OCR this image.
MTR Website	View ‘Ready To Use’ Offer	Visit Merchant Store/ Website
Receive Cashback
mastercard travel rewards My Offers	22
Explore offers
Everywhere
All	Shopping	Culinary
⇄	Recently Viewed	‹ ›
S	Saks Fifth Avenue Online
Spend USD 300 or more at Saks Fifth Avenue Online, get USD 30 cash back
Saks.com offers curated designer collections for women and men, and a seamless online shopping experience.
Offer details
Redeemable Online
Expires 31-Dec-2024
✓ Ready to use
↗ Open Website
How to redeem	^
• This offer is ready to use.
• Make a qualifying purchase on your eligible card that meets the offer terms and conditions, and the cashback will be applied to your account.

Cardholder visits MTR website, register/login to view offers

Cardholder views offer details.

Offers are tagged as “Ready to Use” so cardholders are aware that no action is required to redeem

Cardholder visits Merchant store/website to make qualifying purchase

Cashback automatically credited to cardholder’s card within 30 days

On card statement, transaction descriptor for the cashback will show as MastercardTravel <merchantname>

+++++

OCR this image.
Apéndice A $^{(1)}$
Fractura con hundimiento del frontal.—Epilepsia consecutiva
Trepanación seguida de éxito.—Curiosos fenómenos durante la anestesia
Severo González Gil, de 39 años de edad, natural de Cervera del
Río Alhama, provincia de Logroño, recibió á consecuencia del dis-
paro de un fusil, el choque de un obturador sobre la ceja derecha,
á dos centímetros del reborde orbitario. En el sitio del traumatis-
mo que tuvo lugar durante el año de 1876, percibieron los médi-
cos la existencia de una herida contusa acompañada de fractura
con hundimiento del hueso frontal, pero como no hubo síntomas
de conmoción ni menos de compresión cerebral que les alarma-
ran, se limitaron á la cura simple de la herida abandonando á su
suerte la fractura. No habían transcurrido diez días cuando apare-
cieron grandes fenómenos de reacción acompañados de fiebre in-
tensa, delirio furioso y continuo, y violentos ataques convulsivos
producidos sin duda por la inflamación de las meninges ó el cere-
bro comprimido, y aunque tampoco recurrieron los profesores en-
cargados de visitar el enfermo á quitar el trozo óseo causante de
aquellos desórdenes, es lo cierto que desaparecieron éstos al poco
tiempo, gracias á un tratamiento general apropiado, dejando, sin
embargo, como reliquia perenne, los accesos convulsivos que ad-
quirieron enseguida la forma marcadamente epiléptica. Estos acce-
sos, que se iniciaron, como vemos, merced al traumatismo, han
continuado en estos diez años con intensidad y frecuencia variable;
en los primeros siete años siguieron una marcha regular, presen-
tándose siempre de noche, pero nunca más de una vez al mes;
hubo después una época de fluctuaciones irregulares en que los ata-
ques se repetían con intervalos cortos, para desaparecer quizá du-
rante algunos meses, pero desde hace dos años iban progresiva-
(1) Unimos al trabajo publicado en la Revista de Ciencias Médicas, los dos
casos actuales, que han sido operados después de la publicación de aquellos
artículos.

+++++

__Objective__:
Every line above that contains the word "diez" should be reported.

__Complete output__:
suerte la fractura. No habían transcurrido diez días cuando apare-
continuado en estos diez años con intensidad y frecuencia variable;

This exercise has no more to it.